> Required task
Using the data below, copy every line that contains the word "prisioneros".

━━━ Records for the task

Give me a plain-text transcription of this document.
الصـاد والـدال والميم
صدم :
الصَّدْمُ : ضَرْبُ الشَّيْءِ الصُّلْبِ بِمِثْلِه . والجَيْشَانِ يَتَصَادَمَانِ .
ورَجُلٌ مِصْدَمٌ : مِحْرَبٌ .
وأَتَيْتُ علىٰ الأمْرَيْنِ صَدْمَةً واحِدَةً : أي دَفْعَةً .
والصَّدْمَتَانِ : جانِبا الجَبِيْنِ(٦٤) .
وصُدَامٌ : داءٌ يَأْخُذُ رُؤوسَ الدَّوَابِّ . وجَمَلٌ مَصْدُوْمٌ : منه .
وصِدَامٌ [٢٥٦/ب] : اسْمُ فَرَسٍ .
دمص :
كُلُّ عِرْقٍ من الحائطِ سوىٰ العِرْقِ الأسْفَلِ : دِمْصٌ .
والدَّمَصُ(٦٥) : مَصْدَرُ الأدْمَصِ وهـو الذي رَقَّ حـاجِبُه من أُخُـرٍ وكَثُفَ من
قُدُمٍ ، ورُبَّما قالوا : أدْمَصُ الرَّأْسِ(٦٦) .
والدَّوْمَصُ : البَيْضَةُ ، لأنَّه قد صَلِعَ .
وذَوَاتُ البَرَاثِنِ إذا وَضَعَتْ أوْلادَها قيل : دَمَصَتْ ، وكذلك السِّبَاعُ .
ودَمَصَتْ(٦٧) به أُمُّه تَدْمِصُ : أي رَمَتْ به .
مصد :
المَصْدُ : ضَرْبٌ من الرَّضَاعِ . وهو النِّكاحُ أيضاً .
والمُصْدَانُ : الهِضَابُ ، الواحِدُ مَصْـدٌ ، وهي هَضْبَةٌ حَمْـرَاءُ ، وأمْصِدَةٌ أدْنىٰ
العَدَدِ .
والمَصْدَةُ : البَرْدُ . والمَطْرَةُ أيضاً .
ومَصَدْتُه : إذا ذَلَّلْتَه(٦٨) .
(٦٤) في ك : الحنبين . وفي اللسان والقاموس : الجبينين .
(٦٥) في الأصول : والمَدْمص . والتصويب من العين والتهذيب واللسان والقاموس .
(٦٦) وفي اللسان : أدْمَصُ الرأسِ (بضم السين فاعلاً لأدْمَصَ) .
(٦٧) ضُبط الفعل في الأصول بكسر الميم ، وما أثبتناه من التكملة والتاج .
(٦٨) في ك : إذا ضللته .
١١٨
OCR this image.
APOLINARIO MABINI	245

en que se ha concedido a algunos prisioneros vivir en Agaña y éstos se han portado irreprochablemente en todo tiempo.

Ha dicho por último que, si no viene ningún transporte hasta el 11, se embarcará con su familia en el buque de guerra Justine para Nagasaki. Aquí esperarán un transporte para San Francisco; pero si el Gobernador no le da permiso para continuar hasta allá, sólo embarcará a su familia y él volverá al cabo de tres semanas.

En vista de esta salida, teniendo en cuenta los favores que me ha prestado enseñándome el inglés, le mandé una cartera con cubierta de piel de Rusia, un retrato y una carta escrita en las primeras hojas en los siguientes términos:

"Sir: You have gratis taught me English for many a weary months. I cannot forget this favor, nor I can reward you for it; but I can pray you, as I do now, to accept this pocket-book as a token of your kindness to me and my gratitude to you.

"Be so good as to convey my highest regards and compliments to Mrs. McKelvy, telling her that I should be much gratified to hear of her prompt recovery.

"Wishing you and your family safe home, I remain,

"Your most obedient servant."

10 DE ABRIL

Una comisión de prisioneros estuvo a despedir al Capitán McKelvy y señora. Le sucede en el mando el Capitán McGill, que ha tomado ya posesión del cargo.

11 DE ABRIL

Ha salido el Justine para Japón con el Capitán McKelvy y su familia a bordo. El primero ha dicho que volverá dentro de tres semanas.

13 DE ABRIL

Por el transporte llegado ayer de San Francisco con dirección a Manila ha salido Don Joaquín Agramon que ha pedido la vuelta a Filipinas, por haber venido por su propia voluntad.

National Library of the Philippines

━━━━━━

> Exercise solution
en que se ha concedido a algunos prisioneros vivir en Agaña y éstos se han portado irreprochablemente en todo tiempo.
Una comisión de prisioneros estuvo a despedir al Capitán McKelvy y señora. Le sucede en el mando el Capitán McGill, que ha tomado ya posesión del cargo.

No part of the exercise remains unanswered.